Given exercise
The listing below should be printed exactly, every line of it. Skip the pictures.
___ Provided data
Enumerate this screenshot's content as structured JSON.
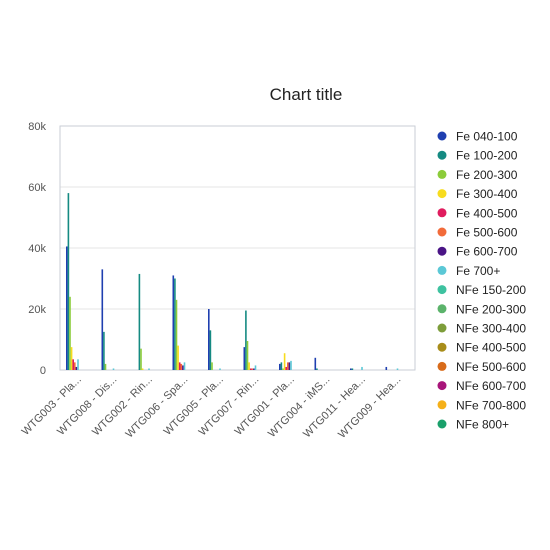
{
  "chart_data": {
    "type": "bar",
    "title": "Chart title",
    "xlabel": "",
    "ylabel": "",
    "ylim": [
      0,
      80000
    ],
    "yticks": [
      0,
      20000,
      40000,
      60000,
      80000
    ],
    "ytick_labels": [
      "0",
      "20k",
      "40k",
      "60k",
      "80k"
    ],
    "grid": true,
    "legend_position": "right",
    "categories": [
      "WTG003 - Pla...",
      "WTG008 - Dis...",
      "WTG002 - Rin...",
      "WTG006 - Spa...",
      "WTG005 - Pla...",
      "WTG007 - Rin...",
      "WTG001 - Pla...",
      "WTG004 - iMS...",
      "WTG011 - Hea...",
      "WTG009 - Hea..."
    ],
    "series": [
      {
        "name": "Fe 040-100",
        "color": "#1f3fb0",
        "values": [
          40500,
          33000,
          0,
          31000,
          20000,
          7500,
          2000,
          4000,
          500,
          1000
        ]
      },
      {
        "name": "Fe 100-200",
        "color": "#158a82",
        "values": [
          58000,
          12500,
          31500,
          30000,
          13000,
          19500,
          2500,
          500,
          500,
          0
        ]
      },
      {
        "name": "Fe 200-300",
        "color": "#8ccc3a",
        "values": [
          24000,
          2000,
          7000,
          23000,
          2500,
          9500,
          500,
          0,
          0,
          0
        ]
      },
      {
        "name": "Fe 300-400",
        "color": "#f7dc1e",
        "values": [
          7500,
          0,
          500,
          8000,
          0,
          2500,
          5500,
          0,
          0,
          0
        ]
      },
      {
        "name": "Fe 400-500",
        "color": "#e01c5e",
        "values": [
          3500,
          0,
          0,
          2500,
          0,
          500,
          1000,
          0,
          0,
          0
        ]
      },
      {
        "name": "Fe 500-600",
        "color": "#f26b3a",
        "values": [
          2500,
          0,
          0,
          2000,
          0,
          500,
          2500,
          0,
          0,
          0
        ]
      },
      {
        "name": "Fe 600-700",
        "color": "#4a1486",
        "values": [
          1000,
          0,
          0,
          1500,
          0,
          500,
          2500,
          0,
          0,
          0
        ]
      },
      {
        "name": "Fe 700+",
        "color": "#5bc8d6",
        "values": [
          3500,
          500,
          500,
          2500,
          500,
          1500,
          3000,
          0,
          1000,
          500
        ]
      },
      {
        "name": "NFe 150-200",
        "color": "#3ec2a0",
        "values": [
          0,
          0,
          0,
          0,
          0,
          0,
          0,
          0,
          0,
          0
        ]
      },
      {
        "name": "NFe 200-300",
        "color": "#5bb36b",
        "values": [
          0,
          0,
          0,
          0,
          0,
          0,
          0,
          0,
          0,
          0
        ]
      },
      {
        "name": "NFe 300-400",
        "color": "#7d9d3a",
        "values": [
          0,
          0,
          0,
          0,
          0,
          0,
          0,
          0,
          0,
          0
        ]
      },
      {
        "name": "NFe 400-500",
        "color": "#a88d1a",
        "values": [
          0,
          0,
          0,
          0,
          0,
          0,
          0,
          0,
          0,
          0
        ]
      },
      {
        "name": "NFe 500-600",
        "color": "#d86b1a",
        "values": [
          0,
          0,
          0,
          0,
          0,
          0,
          0,
          0,
          0,
          0
        ]
      },
      {
        "name": "NFe 600-700",
        "color": "#a8157a",
        "values": [
          0,
          0,
          0,
          0,
          0,
          0,
          0,
          0,
          0,
          0
        ]
      },
      {
        "name": "NFe 700-800",
        "color": "#f5b019",
        "values": [
          0,
          0,
          0,
          0,
          0,
          0,
          0,
          0,
          0,
          0
        ]
      },
      {
        "name": "NFe 800+",
        "color": "#1aa06b",
        "values": [
          0,
          0,
          0,
          0,
          0,
          0,
          0,
          0,
          0,
          0
        ]
      }
    ]
  }
}
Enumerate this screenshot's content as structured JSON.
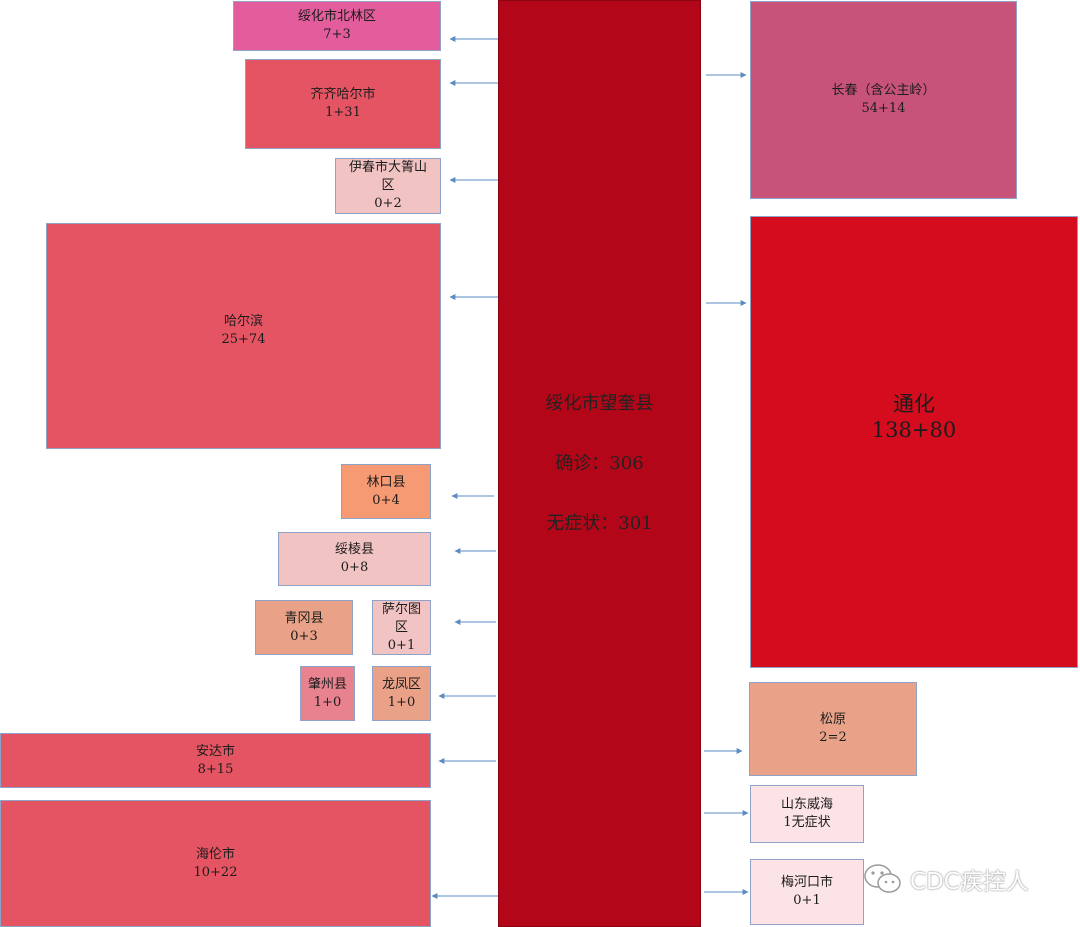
{
  "center": {
    "title": "绥化市望奎县",
    "confirmed": "确诊：306",
    "asymptomatic": "无症状：301"
  },
  "nodes": {
    "beilin": {
      "name": "绥化市北林区",
      "value": "7+3"
    },
    "qiqihar": {
      "name": "齐齐哈尔市",
      "value": "1+31"
    },
    "yichun_1": "伊春市大箐山",
    "yichun_2": "区",
    "yichun_value": "0+2",
    "harbin": {
      "name": "哈尔滨",
      "value": "25+74"
    },
    "linkou": {
      "name": "林口县",
      "value": "0+4"
    },
    "suiling": {
      "name": "绥棱县",
      "value": "0+8"
    },
    "qinggang": {
      "name": "青冈县",
      "value": "0+3"
    },
    "saertu_1": "萨尔图",
    "saertu_2": "区",
    "saertu_value": "0+1",
    "zhaozhou": {
      "name": "肇州县",
      "value": "1+0"
    },
    "longfeng": {
      "name": "龙凤区",
      "value": "1+0"
    },
    "anda": {
      "name": "安达市",
      "value": "8+15"
    },
    "hailun": {
      "name": "海伦市",
      "value": "10+22"
    },
    "changchun": {
      "name": "长春（含公主岭）",
      "value": "54+14"
    },
    "tonghua": {
      "name": "通化",
      "value": "138+80"
    },
    "songyuan": {
      "name": "松原",
      "value": "2=2"
    },
    "weihai": {
      "name": "山东威海",
      "value": "1无症状"
    },
    "meihekou": {
      "name": "梅河口市",
      "value": "0+1"
    }
  },
  "colors": {
    "center": "#b30618",
    "arrow": "#5b8bc1",
    "tonghua": "#d40c1e",
    "changchun": "#c8537a",
    "beilin": "#e35c9c",
    "cluster_red": "#e55463",
    "light": "#f2c3c3",
    "orange": "#f59a73",
    "pale": "#fbe3e6"
  },
  "watermark": {
    "icon": "wechat-icon",
    "text": "CDC疾控人"
  }
}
______
The output
Enumerate this screenshot's content as structured JSON.
{
  "chart_data": {
    "type": "bar",
    "title": "Chart title",
    "xlabel": "",
    "ylabel": "",
    "ylim": [
      0,
      80000
    ],
    "yticks": [
      0,
      20000,
      40000,
      60000,
      80000
    ],
    "ytick_labels": [
      "0",
      "20k",
      "40k",
      "60k",
      "80k"
    ],
    "grid": true,
    "legend_position": "right",
    "categories": [
      "WTG003 - Pla...",
      "WTG008 - Dis...",
      "WTG002 - Rin...",
      "WTG006 - Spa...",
      "WTG005 - Pla...",
      "WTG007 - Rin...",
      "WTG001 - Pla...",
      "WTG004 - iMS...",
      "WTG011 - Hea...",
      "WTG009 - Hea..."
    ],
    "series": [
      {
        "name": "Fe 040-100",
        "color": "#1f3fb0",
        "values": [
          40500,
          33000,
          0,
          31000,
          20000,
          7500,
          2000,
          4000,
          500,
          1000
        ]
      },
      {
        "name": "Fe 100-200",
        "color": "#158a82",
        "values": [
          58000,
          12500,
          31500,
          30000,
          13000,
          19500,
          2500,
          500,
          500,
          0
        ]
      },
      {
        "name": "Fe 200-300",
        "color": "#8ccc3a",
        "values": [
          24000,
          2000,
          7000,
          23000,
          2500,
          9500,
          500,
          0,
          0,
          0
        ]
      },
      {
        "name": "Fe 300-400",
        "color": "#f7dc1e",
        "values": [
          7500,
          0,
          500,
          8000,
          0,
          2500,
          5500,
          0,
          0,
          0
        ]
      },
      {
        "name": "Fe 400-500",
        "color": "#e01c5e",
        "values": [
          3500,
          0,
          0,
          2500,
          0,
          500,
          1000,
          0,
          0,
          0
        ]
      },
      {
        "name": "Fe 500-600",
        "color": "#f26b3a",
        "values": [
          2500,
          0,
          0,
          2000,
          0,
          500,
          2500,
          0,
          0,
          0
        ]
      },
      {
        "name": "Fe 600-700",
        "color": "#4a1486",
        "values": [
          1000,
          0,
          0,
          1500,
          0,
          500,
          2500,
          0,
          0,
          0
        ]
      },
      {
        "name": "Fe 700+",
        "color": "#5bc8d6",
        "values": [
          3500,
          500,
          500,
          2500,
          500,
          1500,
          3000,
          0,
          1000,
          500
        ]
      },
      {
        "name": "NFe 150-200",
        "color": "#3ec2a0",
        "values": [
          0,
          0,
          0,
          0,
          0,
          0,
          0,
          0,
          0,
          0
        ]
      },
      {
        "name": "NFe 200-300",
        "color": "#5bb36b",
        "values": [
          0,
          0,
          0,
          0,
          0,
          0,
          0,
          0,
          0,
          0
        ]
      },
      {
        "name": "NFe 300-400",
        "color": "#7d9d3a",
        "values": [
          0,
          0,
          0,
          0,
          0,
          0,
          0,
          0,
          0,
          0
        ]
      },
      {
        "name": "NFe 400-500",
        "color": "#a88d1a",
        "values": [
          0,
          0,
          0,
          0,
          0,
          0,
          0,
          0,
          0,
          0
        ]
      },
      {
        "name": "NFe 500-600",
        "color": "#d86b1a",
        "values": [
          0,
          0,
          0,
          0,
          0,
          0,
          0,
          0,
          0,
          0
        ]
      },
      {
        "name": "NFe 600-700",
        "color": "#a8157a",
        "values": [
          0,
          0,
          0,
          0,
          0,
          0,
          0,
          0,
          0,
          0
        ]
      },
      {
        "name": "NFe 700-800",
        "color": "#f5b019",
        "values": [
          0,
          0,
          0,
          0,
          0,
          0,
          0,
          0,
          0,
          0
        ]
      },
      {
        "name": "NFe 800+",
        "color": "#1aa06b",
        "values": [
          0,
          0,
          0,
          0,
          0,
          0,
          0,
          0,
          0,
          0
        ]
      }
    ]
  }
}
Enumerate this screenshot's content as structured JSON.
{
  "center": {
    "title": "绥化市望奎县",
    "confirmed": "确诊：306",
    "asymptomatic": "无症状：301"
  },
  "nodes": {
    "beilin": {
      "name": "绥化市北林区",
      "value": "7+3"
    },
    "qiqihar": {
      "name": "齐齐哈尔市",
      "value": "1+31"
    },
    "yichun_1": "伊春市大箐山",
    "yichun_2": "区",
    "yichun_value": "0+2",
    "harbin": {
      "name": "哈尔滨",
      "value": "25+74"
    },
    "linkou": {
      "name": "林口县",
      "value": "0+4"
    },
    "suiling": {
      "name": "绥棱县",
      "value": "0+8"
    },
    "qinggang": {
      "name": "青冈县",
      "value": "0+3"
    },
    "saertu_1": "萨尔图",
    "saertu_2": "区",
    "saertu_value": "0+1",
    "zhaozhou": {
      "name": "肇州县",
      "value": "1+0"
    },
    "longfeng": {
      "name": "龙凤区",
      "value": "1+0"
    },
    "anda": {
      "name": "安达市",
      "value": "8+15"
    },
    "hailun": {
      "name": "海伦市",
      "value": "10+22"
    },
    "changchun": {
      "name": "长春（含公主岭）",
      "value": "54+14"
    },
    "tonghua": {
      "name": "通化",
      "value": "138+80"
    },
    "songyuan": {
      "name": "松原",
      "value": "2=2"
    },
    "weihai": {
      "name": "山东威海",
      "value": "1无症状"
    },
    "meihekou": {
      "name": "梅河口市",
      "value": "0+1"
    }
  },
  "colors": {
    "center": "#b30618",
    "arrow": "#5b8bc1",
    "tonghua": "#d40c1e",
    "changchun": "#c8537a",
    "beilin": "#e35c9c",
    "cluster_red": "#e55463",
    "light": "#f2c3c3",
    "orange": "#f59a73",
    "pale": "#fbe3e6"
  },
  "watermark": {
    "icon": "wechat-icon",
    "text": "CDC疾控人"
  }
}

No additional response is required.